- [The task] Find the line containing "Extract the structured" in the material below; copy that line and all following lines exactly.

# Start of Input

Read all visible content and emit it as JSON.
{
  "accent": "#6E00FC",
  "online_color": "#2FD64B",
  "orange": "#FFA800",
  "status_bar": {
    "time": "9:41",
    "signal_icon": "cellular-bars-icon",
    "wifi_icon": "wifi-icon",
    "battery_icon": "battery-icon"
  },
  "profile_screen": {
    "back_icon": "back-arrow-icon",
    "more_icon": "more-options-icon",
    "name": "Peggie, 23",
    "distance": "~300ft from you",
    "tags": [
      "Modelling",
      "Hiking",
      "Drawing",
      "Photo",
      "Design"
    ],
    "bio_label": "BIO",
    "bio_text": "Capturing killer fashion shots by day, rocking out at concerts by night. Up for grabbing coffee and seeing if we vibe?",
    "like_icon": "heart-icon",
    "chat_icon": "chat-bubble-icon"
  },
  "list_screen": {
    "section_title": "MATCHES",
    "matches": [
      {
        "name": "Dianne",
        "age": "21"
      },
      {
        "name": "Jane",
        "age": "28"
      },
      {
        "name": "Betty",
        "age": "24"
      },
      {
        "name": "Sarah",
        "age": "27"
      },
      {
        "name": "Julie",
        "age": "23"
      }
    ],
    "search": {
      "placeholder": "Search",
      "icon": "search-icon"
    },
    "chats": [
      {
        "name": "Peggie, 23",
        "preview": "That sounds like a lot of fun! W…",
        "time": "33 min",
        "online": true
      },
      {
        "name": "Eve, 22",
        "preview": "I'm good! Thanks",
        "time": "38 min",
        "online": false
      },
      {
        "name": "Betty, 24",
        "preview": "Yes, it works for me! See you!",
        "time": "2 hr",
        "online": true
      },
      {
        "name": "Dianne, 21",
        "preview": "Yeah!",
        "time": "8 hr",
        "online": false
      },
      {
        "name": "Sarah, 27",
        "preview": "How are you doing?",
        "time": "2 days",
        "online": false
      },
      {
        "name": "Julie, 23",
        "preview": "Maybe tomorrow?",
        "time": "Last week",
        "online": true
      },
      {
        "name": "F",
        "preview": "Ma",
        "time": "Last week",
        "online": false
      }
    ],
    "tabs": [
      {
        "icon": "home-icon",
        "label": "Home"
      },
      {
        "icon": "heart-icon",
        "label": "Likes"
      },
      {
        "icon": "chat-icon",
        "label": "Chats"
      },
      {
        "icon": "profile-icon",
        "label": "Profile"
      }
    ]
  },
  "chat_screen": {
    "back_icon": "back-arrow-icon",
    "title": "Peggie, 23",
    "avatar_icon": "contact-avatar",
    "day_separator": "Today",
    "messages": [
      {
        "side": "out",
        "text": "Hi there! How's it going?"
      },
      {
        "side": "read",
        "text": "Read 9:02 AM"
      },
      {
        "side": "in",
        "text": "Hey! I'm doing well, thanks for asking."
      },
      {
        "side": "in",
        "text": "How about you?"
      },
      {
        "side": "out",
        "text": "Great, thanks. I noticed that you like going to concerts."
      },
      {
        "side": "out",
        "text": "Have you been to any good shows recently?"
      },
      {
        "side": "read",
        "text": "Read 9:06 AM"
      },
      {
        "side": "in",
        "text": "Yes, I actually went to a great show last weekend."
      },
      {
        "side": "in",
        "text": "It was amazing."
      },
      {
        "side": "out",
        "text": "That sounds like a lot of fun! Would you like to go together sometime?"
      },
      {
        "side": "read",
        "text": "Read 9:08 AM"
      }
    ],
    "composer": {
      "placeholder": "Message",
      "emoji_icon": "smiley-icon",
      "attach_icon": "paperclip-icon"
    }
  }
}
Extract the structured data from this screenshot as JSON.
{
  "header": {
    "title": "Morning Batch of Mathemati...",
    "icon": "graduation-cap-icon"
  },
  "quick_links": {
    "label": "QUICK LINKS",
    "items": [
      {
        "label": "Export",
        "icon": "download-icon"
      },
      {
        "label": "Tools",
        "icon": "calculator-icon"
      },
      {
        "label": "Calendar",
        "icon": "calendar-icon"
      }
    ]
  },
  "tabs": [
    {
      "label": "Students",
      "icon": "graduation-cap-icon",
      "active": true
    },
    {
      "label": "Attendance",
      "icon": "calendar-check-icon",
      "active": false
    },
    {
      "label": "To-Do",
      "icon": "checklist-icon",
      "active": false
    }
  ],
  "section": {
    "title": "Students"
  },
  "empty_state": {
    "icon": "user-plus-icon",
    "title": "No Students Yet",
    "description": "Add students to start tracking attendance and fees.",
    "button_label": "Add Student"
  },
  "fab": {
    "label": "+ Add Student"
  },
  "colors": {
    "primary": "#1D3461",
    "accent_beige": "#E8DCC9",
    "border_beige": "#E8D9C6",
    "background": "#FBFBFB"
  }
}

# End of Input

- [The response]
Extract the structured data from this screenshot as JSON.
{
  "header": {
    "title": "Morning Batch of Mathemati...",
    "icon": "graduation-cap-icon"
  },
  "quick_links": {
    "label": "QUICK LINKS",
    "items": [
      {
        "label": "Export",
        "icon": "download-icon"
      },
      {
        "label": "Tools",
        "icon": "calculator-icon"
      },
      {
        "label": "Calendar",
        "icon": "calendar-icon"
      }
    ]
  },
  "tabs": [
    {
      "label": "Students",
      "icon": "graduation-cap-icon",
      "active": true
    },
    {
      "label": "Attendance",
      "icon": "calendar-check-icon",
      "active": false
    },
    {
      "label": "To-Do",
      "icon": "checklist-icon",
      "active": false
    }
  ],
  "section": {
    "title": "Students"
  },
  "empty_state": {
    "icon": "user-plus-icon",
    "title": "No Students Yet",
    "description": "Add students to start tracking attendance and fees.",
    "button_label": "Add Student"
  },
  "fab": {
    "label": "+ Add Student"
  },
  "colors": {
    "primary": "#1D3461",
    "accent_beige": "#E8DCC9",
    "border_beige": "#E8D9C6",
    "background": "#FBFBFB"
  }
}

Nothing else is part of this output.